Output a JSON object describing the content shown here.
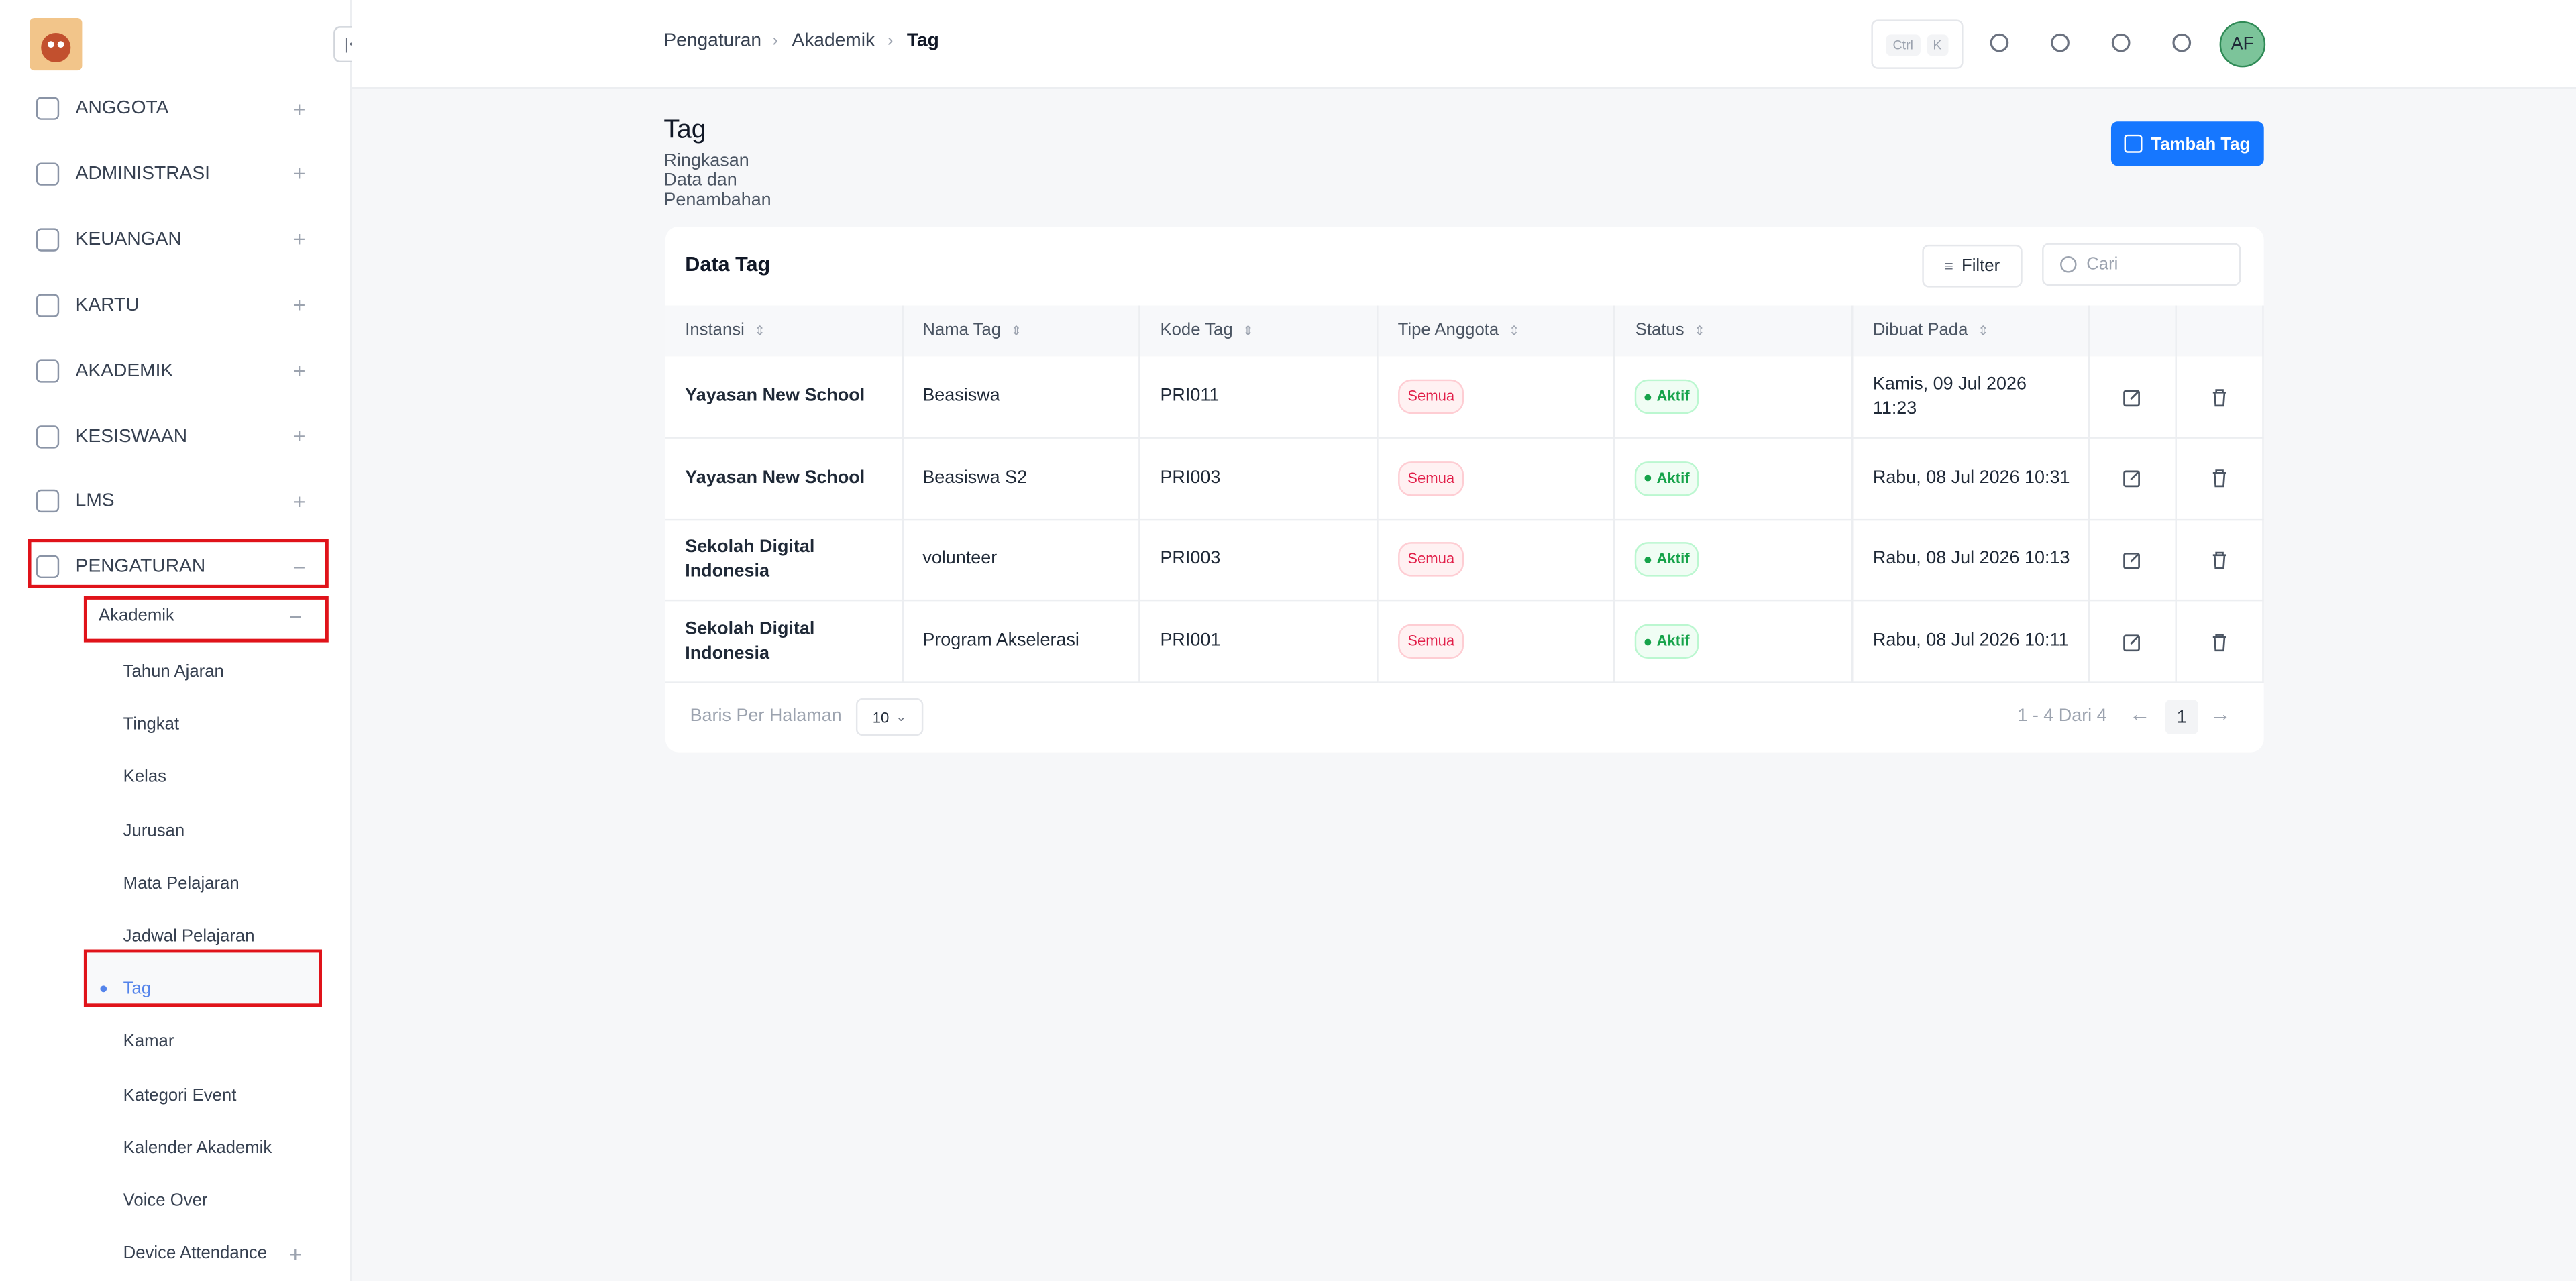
{
  "topbar": {
    "breadcrumb": [
      "Pengaturan",
      "Akademik",
      "Tag"
    ],
    "shortcut": [
      "Ctrl",
      "K"
    ],
    "avatar": "AF"
  },
  "sidebar": {
    "menu": [
      "ANGGOTA",
      "ADMINISTRASI",
      "KEUANGAN",
      "KARTU",
      "AKADEMIK",
      "KESISWAAN",
      "LMS",
      "PENGATURAN"
    ],
    "submenu": "Akademik",
    "subitems": [
      "Tahun Ajaran",
      "Tingkat",
      "Kelas",
      "Jurusan",
      "Mata Pelajaran",
      "Jadwal Pelajaran",
      "Tag",
      "Kamar",
      "Kategori Event",
      "Kalender Akademik",
      "Voice Over",
      "Device Attendance"
    ]
  },
  "page": {
    "title": "Tag",
    "subtitle": "Ringkasan Data dan Penambahan",
    "add_button": "Tambah Tag"
  },
  "table": {
    "title": "Data Tag",
    "filter": "Filter",
    "search_placeholder": "Cari",
    "columns": [
      "Instansi",
      "Nama Tag",
      "Kode Tag",
      "Tipe Anggota",
      "Status",
      "Dibuat Pada"
    ],
    "rows": [
      [
        "Yayasan New School",
        "Beasiswa",
        "PRI011",
        "Semua",
        "Aktif",
        "Kamis, 09 Jul 2026 11:23"
      ],
      [
        "Yayasan New School",
        "Beasiswa S2",
        "PRI003",
        "Semua",
        "Aktif",
        "Rabu, 08 Jul 2026 10:31"
      ],
      [
        "Sekolah Digital Indonesia",
        "volunteer",
        "PRI003",
        "Semua",
        "Aktif",
        "Rabu, 08 Jul 2026 10:13"
      ],
      [
        "Sekolah Digital Indonesia",
        "Program Akselerasi",
        "PRI001",
        "Semua",
        "Aktif",
        "Rabu, 08 Jul 2026 10:11"
      ]
    ]
  },
  "pagination": {
    "rows_per_page_label": "Baris Per Halaman",
    "rows_per_page": "10",
    "range": "1 - 4 Dari 4",
    "page": "1"
  }
}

++++++

[Exercise goal] All records must be output exactly as they are, except for the pictures, which are left out.

[Solved problem]
Output a JSON object describing the content shown here.
{
  "topbar": {
    "breadcrumb": [
      "Pengaturan",
      "Akademik",
      "Tag"
    ],
    "shortcut": [
      "Ctrl",
      "K"
    ],
    "avatar": "AF"
  },
  "sidebar": {
    "menu": [
      "ANGGOTA",
      "ADMINISTRASI",
      "KEUANGAN",
      "KARTU",
      "AKADEMIK",
      "KESISWAAN",
      "LMS",
      "PENGATURAN"
    ],
    "submenu": "Akademik",
    "subitems": [
      "Tahun Ajaran",
      "Tingkat",
      "Kelas",
      "Jurusan",
      "Mata Pelajaran",
      "Jadwal Pelajaran",
      "Tag",
      "Kamar",
      "Kategori Event",
      "Kalender Akademik",
      "Voice Over",
      "Device Attendance"
    ]
  },
  "page": {
    "title": "Tag",
    "subtitle": "Ringkasan Data dan Penambahan",
    "add_button": "Tambah Tag"
  },
  "table": {
    "title": "Data Tag",
    "filter": "Filter",
    "search_placeholder": "Cari",
    "columns": [
      "Instansi",
      "Nama Tag",
      "Kode Tag",
      "Tipe Anggota",
      "Status",
      "Dibuat Pada"
    ],
    "rows": [
      [
        "Yayasan New School",
        "Beasiswa",
        "PRI011",
        "Semua",
        "Aktif",
        "Kamis, 09 Jul 2026 11:23"
      ],
      [
        "Yayasan New School",
        "Beasiswa S2",
        "PRI003",
        "Semua",
        "Aktif",
        "Rabu, 08 Jul 2026 10:31"
      ],
      [
        "Sekolah Digital Indonesia",
        "volunteer",
        "PRI003",
        "Semua",
        "Aktif",
        "Rabu, 08 Jul 2026 10:13"
      ],
      [
        "Sekolah Digital Indonesia",
        "Program Akselerasi",
        "PRI001",
        "Semua",
        "Aktif",
        "Rabu, 08 Jul 2026 10:11"
      ]
    ]
  },
  "pagination": {
    "rows_per_page_label": "Baris Per Halaman",
    "rows_per_page": "10",
    "range": "1 - 4 Dari 4",
    "page": "1"
  }
}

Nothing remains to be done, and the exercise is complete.